> Work to be completed: Each entry, as given, must be output unchanged.

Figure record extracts
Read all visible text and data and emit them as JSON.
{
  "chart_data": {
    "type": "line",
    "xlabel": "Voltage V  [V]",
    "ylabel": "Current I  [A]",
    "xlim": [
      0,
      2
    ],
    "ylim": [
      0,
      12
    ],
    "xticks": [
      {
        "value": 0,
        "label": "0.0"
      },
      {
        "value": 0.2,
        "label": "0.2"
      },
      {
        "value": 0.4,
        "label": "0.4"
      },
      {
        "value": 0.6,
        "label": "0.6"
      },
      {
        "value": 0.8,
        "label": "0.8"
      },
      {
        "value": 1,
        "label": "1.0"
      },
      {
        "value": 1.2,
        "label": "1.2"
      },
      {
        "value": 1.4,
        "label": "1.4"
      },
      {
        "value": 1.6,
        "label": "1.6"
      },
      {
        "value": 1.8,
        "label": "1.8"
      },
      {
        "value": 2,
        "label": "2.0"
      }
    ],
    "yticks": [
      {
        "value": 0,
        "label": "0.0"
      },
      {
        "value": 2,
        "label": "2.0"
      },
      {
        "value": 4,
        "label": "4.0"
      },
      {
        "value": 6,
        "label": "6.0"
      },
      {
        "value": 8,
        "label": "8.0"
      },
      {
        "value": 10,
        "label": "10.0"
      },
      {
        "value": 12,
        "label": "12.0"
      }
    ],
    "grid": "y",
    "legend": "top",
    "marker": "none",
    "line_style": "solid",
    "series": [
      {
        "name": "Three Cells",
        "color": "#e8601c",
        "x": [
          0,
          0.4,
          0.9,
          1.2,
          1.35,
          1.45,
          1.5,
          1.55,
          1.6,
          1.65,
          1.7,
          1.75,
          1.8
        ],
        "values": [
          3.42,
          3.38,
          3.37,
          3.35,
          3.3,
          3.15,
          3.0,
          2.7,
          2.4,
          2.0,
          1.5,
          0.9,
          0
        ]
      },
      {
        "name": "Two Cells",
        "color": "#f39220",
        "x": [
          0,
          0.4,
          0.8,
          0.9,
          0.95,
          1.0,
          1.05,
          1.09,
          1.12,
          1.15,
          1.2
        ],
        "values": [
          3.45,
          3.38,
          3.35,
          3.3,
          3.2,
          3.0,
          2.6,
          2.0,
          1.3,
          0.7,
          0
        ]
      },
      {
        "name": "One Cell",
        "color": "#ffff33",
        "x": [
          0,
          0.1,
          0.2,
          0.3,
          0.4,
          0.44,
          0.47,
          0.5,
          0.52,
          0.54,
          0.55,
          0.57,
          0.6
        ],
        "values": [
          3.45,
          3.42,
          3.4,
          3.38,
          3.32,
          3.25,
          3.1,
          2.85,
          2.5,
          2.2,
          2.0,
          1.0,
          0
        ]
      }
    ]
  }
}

> Task answer:
Read all visible text and data and emit them as JSON.
{
  "chart_data": {
    "type": "line",
    "xlabel": "Voltage V  [V]",
    "ylabel": "Current I  [A]",
    "xlim": [
      0,
      2
    ],
    "ylim": [
      0,
      12
    ],
    "xticks": [
      {
        "value": 0,
        "label": "0.0"
      },
      {
        "value": 0.2,
        "label": "0.2"
      },
      {
        "value": 0.4,
        "label": "0.4"
      },
      {
        "value": 0.6,
        "label": "0.6"
      },
      {
        "value": 0.8,
        "label": "0.8"
      },
      {
        "value": 1,
        "label": "1.0"
      },
      {
        "value": 1.2,
        "label": "1.2"
      },
      {
        "value": 1.4,
        "label": "1.4"
      },
      {
        "value": 1.6,
        "label": "1.6"
      },
      {
        "value": 1.8,
        "label": "1.8"
      },
      {
        "value": 2,
        "label": "2.0"
      }
    ],
    "yticks": [
      {
        "value": 0,
        "label": "0.0"
      },
      {
        "value": 2,
        "label": "2.0"
      },
      {
        "value": 4,
        "label": "4.0"
      },
      {
        "value": 6,
        "label": "6.0"
      },
      {
        "value": 8,
        "label": "8.0"
      },
      {
        "value": 10,
        "label": "10.0"
      },
      {
        "value": 12,
        "label": "12.0"
      }
    ],
    "grid": "y",
    "legend": "top",
    "marker": "none",
    "line_style": "solid",
    "series": [
      {
        "name": "Three Cells",
        "color": "#e8601c",
        "x": [
          0,
          0.4,
          0.9,
          1.2,
          1.35,
          1.45,
          1.5,
          1.55,
          1.6,
          1.65,
          1.7,
          1.75,
          1.8
        ],
        "values": [
          3.42,
          3.38,
          3.37,
          3.35,
          3.3,
          3.15,
          3.0,
          2.7,
          2.4,
          2.0,
          1.5,
          0.9,
          0
        ]
      },
      {
        "name": "Two Cells",
        "color": "#f39220",
        "x": [
          0,
          0.4,
          0.8,
          0.9,
          0.95,
          1.0,
          1.05,
          1.09,
          1.12,
          1.15,
          1.2
        ],
        "values": [
          3.45,
          3.38,
          3.35,
          3.3,
          3.2,
          3.0,
          2.6,
          2.0,
          1.3,
          0.7,
          0
        ]
      },
      {
        "name": "One Cell",
        "color": "#ffff33",
        "x": [
          0,
          0.1,
          0.2,
          0.3,
          0.4,
          0.44,
          0.47,
          0.5,
          0.52,
          0.54,
          0.55,
          0.57,
          0.6
        ],
        "values": [
          3.45,
          3.42,
          3.4,
          3.38,
          3.32,
          3.25,
          3.1,
          2.85,
          2.5,
          2.2,
          2.0,
          1.0,
          0
        ]
      }
    ]
  }
}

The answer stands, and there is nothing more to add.